§ INSTRUCTIONS TO FOLLOW
Leave out the pictures and copy everything else in the entries exactly.

BEGIN INPUT

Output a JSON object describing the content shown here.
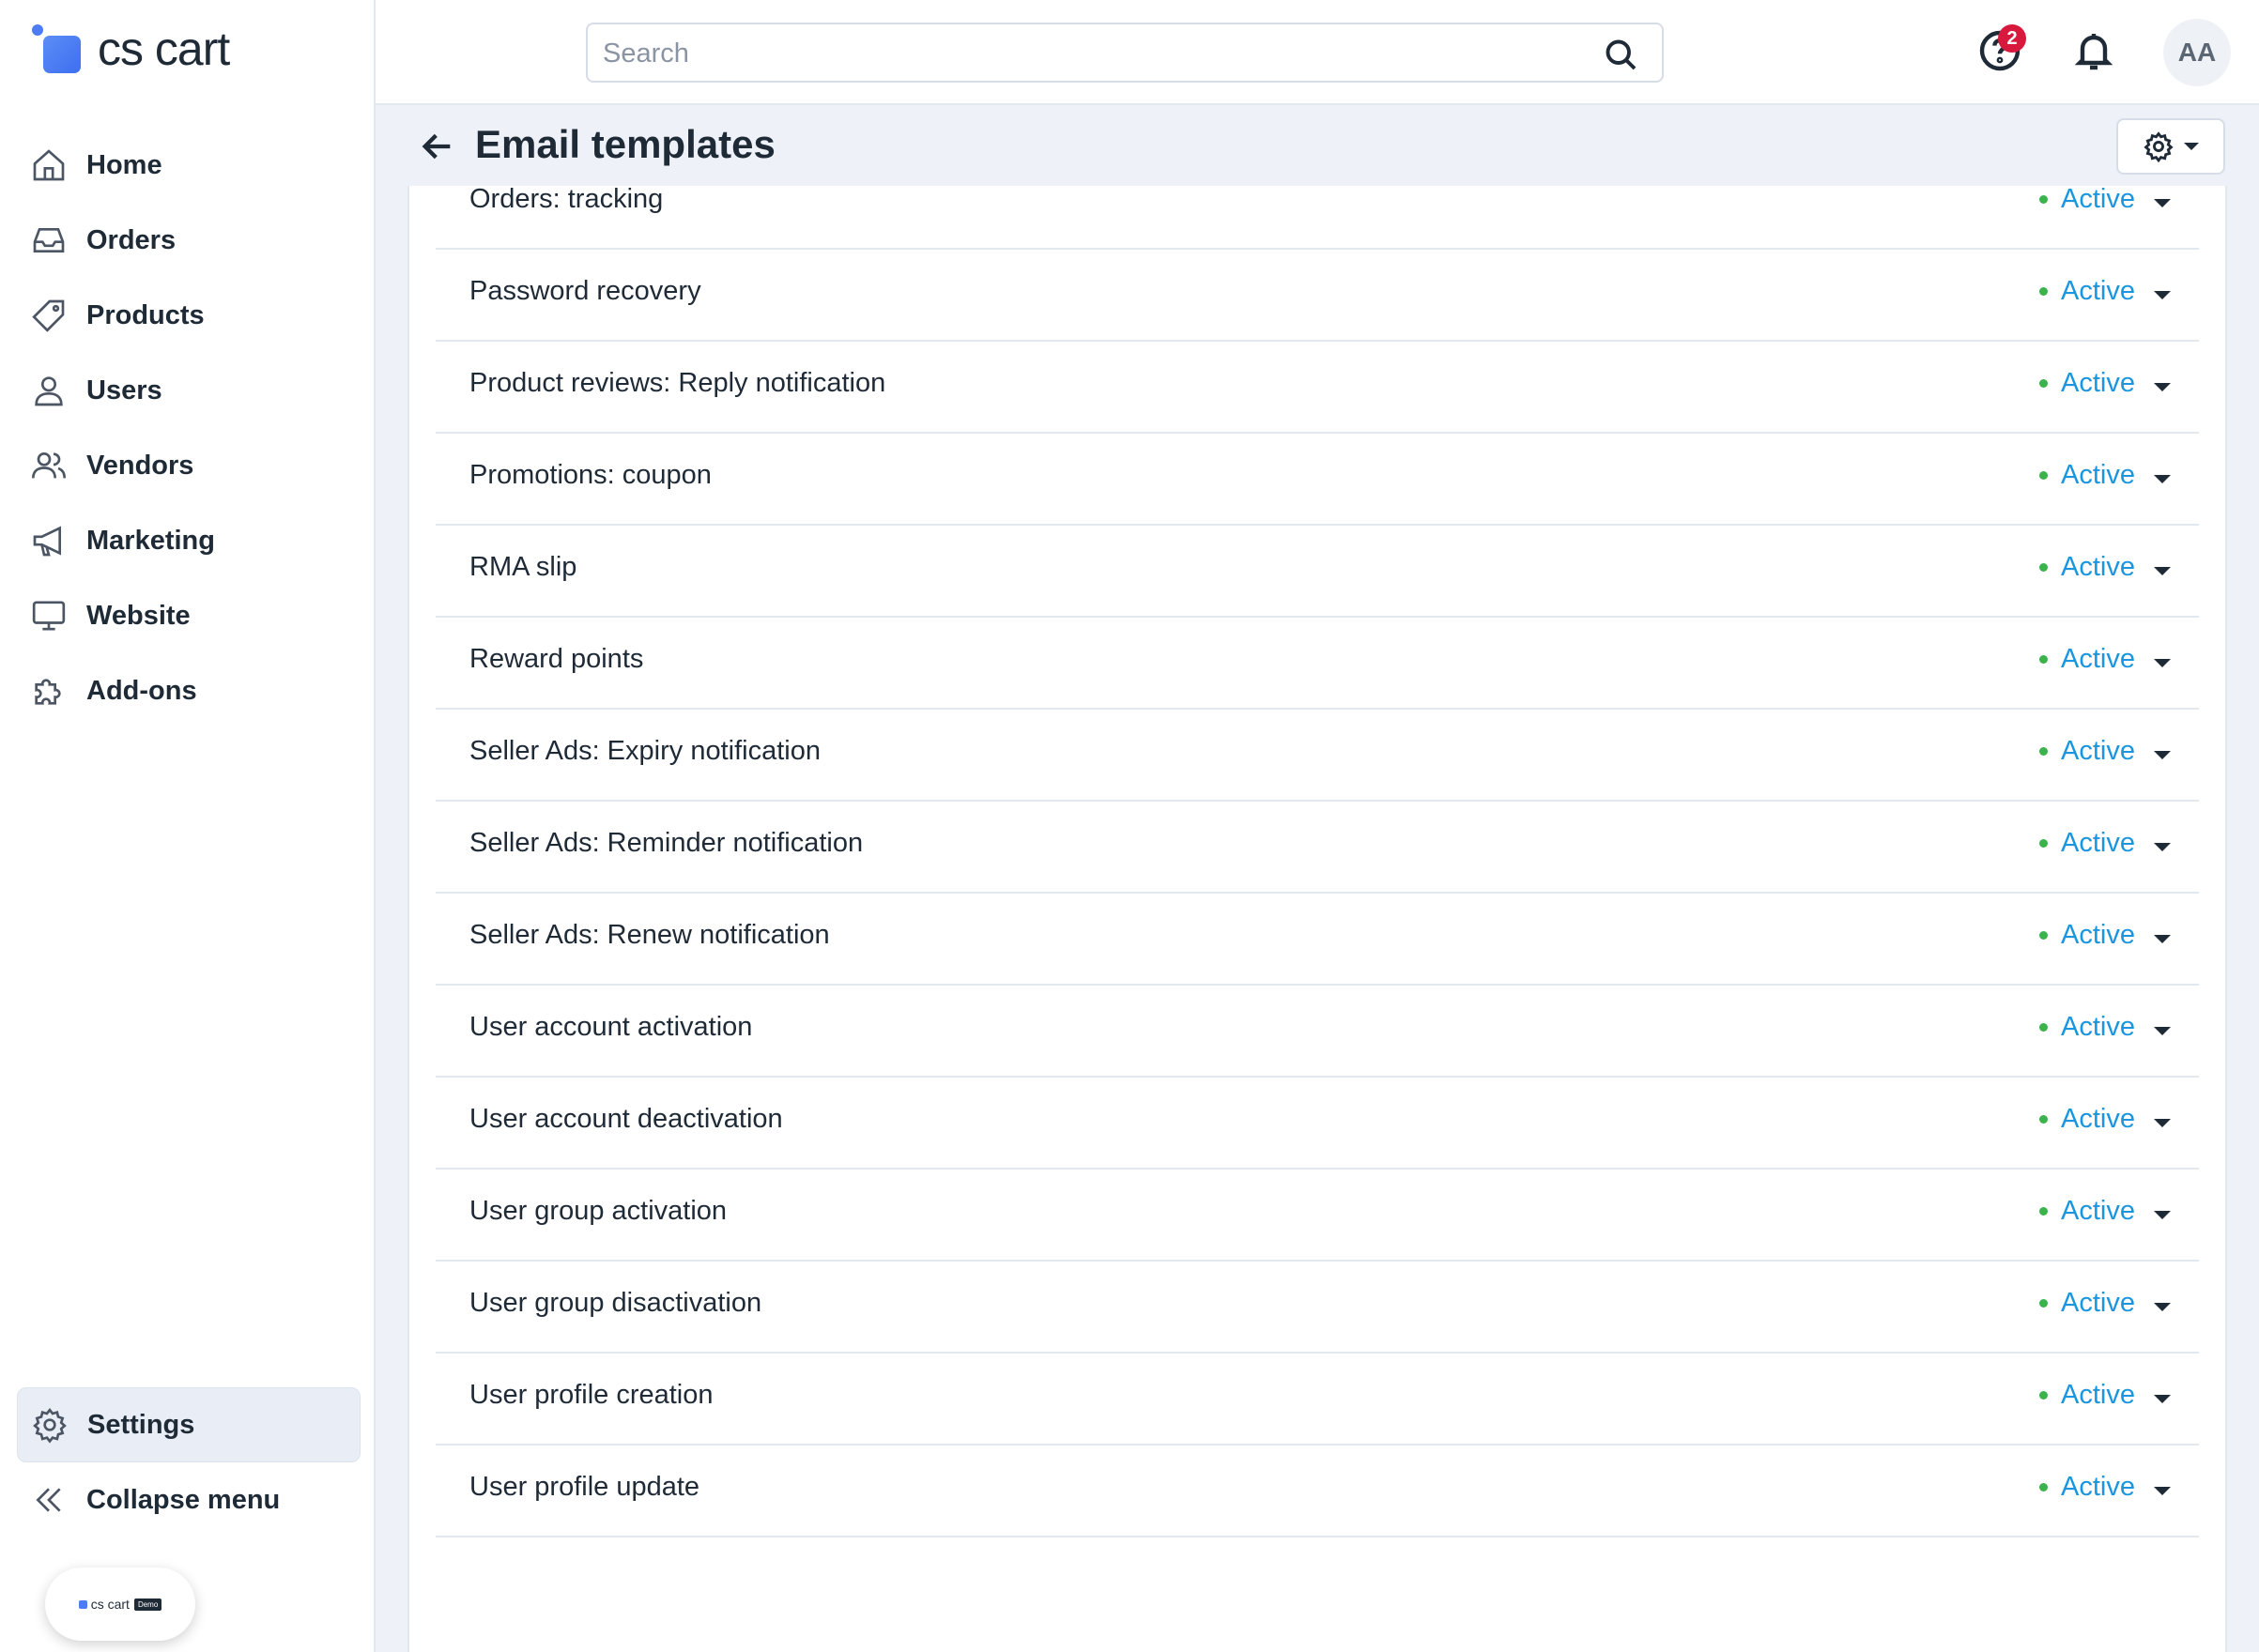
{
  "app": {
    "logo_text": "cs cart"
  },
  "sidebar": {
    "items": [
      {
        "label": "Home",
        "icon": "home-icon"
      },
      {
        "label": "Orders",
        "icon": "inbox-icon"
      },
      {
        "label": "Products",
        "icon": "tag-icon"
      },
      {
        "label": "Users",
        "icon": "user-icon"
      },
      {
        "label": "Vendors",
        "icon": "users-icon"
      },
      {
        "label": "Marketing",
        "icon": "megaphone-icon"
      },
      {
        "label": "Website",
        "icon": "monitor-icon"
      },
      {
        "label": "Add-ons",
        "icon": "puzzle-icon"
      }
    ],
    "settings_label": "Settings",
    "collapse_label": "Collapse menu",
    "demo_badge": {
      "text": "cs cart",
      "tag": "Demo"
    }
  },
  "header": {
    "search_placeholder": "Search",
    "help_badge_count": "2",
    "avatar_initials": "AA"
  },
  "page": {
    "title": "Email templates"
  },
  "templates": [
    {
      "name": "Orders: tracking",
      "status": "Active"
    },
    {
      "name": "Password recovery",
      "status": "Active"
    },
    {
      "name": "Product reviews: Reply notification",
      "status": "Active"
    },
    {
      "name": "Promotions: coupon",
      "status": "Active"
    },
    {
      "name": "RMA slip",
      "status": "Active"
    },
    {
      "name": "Reward points",
      "status": "Active"
    },
    {
      "name": "Seller Ads: Expiry notification",
      "status": "Active"
    },
    {
      "name": "Seller Ads: Reminder notification",
      "status": "Active"
    },
    {
      "name": "Seller Ads: Renew notification",
      "status": "Active"
    },
    {
      "name": "User account activation",
      "status": "Active"
    },
    {
      "name": "User account deactivation",
      "status": "Active"
    },
    {
      "name": "User group activation",
      "status": "Active"
    },
    {
      "name": "User group disactivation",
      "status": "Active"
    },
    {
      "name": "User profile creation",
      "status": "Active"
    },
    {
      "name": "User profile update",
      "status": "Active"
    }
  ],
  "colors": {
    "status_active": "#1a96e0",
    "status_dot": "#3bb34a",
    "badge": "#d7193e",
    "accent": "#4d7cf5"
  }
}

END INPUT

§ OUTPUT OF THE EXERCISE
Output a JSON object describing the content shown here.
{
  "app": {
    "logo_text": "cs cart"
  },
  "sidebar": {
    "items": [
      {
        "label": "Home",
        "icon": "home-icon"
      },
      {
        "label": "Orders",
        "icon": "inbox-icon"
      },
      {
        "label": "Products",
        "icon": "tag-icon"
      },
      {
        "label": "Users",
        "icon": "user-icon"
      },
      {
        "label": "Vendors",
        "icon": "users-icon"
      },
      {
        "label": "Marketing",
        "icon": "megaphone-icon"
      },
      {
        "label": "Website",
        "icon": "monitor-icon"
      },
      {
        "label": "Add-ons",
        "icon": "puzzle-icon"
      }
    ],
    "settings_label": "Settings",
    "collapse_label": "Collapse menu",
    "demo_badge": {
      "text": "cs cart",
      "tag": "Demo"
    }
  },
  "header": {
    "search_placeholder": "Search",
    "help_badge_count": "2",
    "avatar_initials": "AA"
  },
  "page": {
    "title": "Email templates"
  },
  "templates": [
    {
      "name": "Orders: tracking",
      "status": "Active"
    },
    {
      "name": "Password recovery",
      "status": "Active"
    },
    {
      "name": "Product reviews: Reply notification",
      "status": "Active"
    },
    {
      "name": "Promotions: coupon",
      "status": "Active"
    },
    {
      "name": "RMA slip",
      "status": "Active"
    },
    {
      "name": "Reward points",
      "status": "Active"
    },
    {
      "name": "Seller Ads: Expiry notification",
      "status": "Active"
    },
    {
      "name": "Seller Ads: Reminder notification",
      "status": "Active"
    },
    {
      "name": "Seller Ads: Renew notification",
      "status": "Active"
    },
    {
      "name": "User account activation",
      "status": "Active"
    },
    {
      "name": "User account deactivation",
      "status": "Active"
    },
    {
      "name": "User group activation",
      "status": "Active"
    },
    {
      "name": "User group disactivation",
      "status": "Active"
    },
    {
      "name": "User profile creation",
      "status": "Active"
    },
    {
      "name": "User profile update",
      "status": "Active"
    }
  ],
  "colors": {
    "status_active": "#1a96e0",
    "status_dot": "#3bb34a",
    "badge": "#d7193e",
    "accent": "#4d7cf5"
  }
}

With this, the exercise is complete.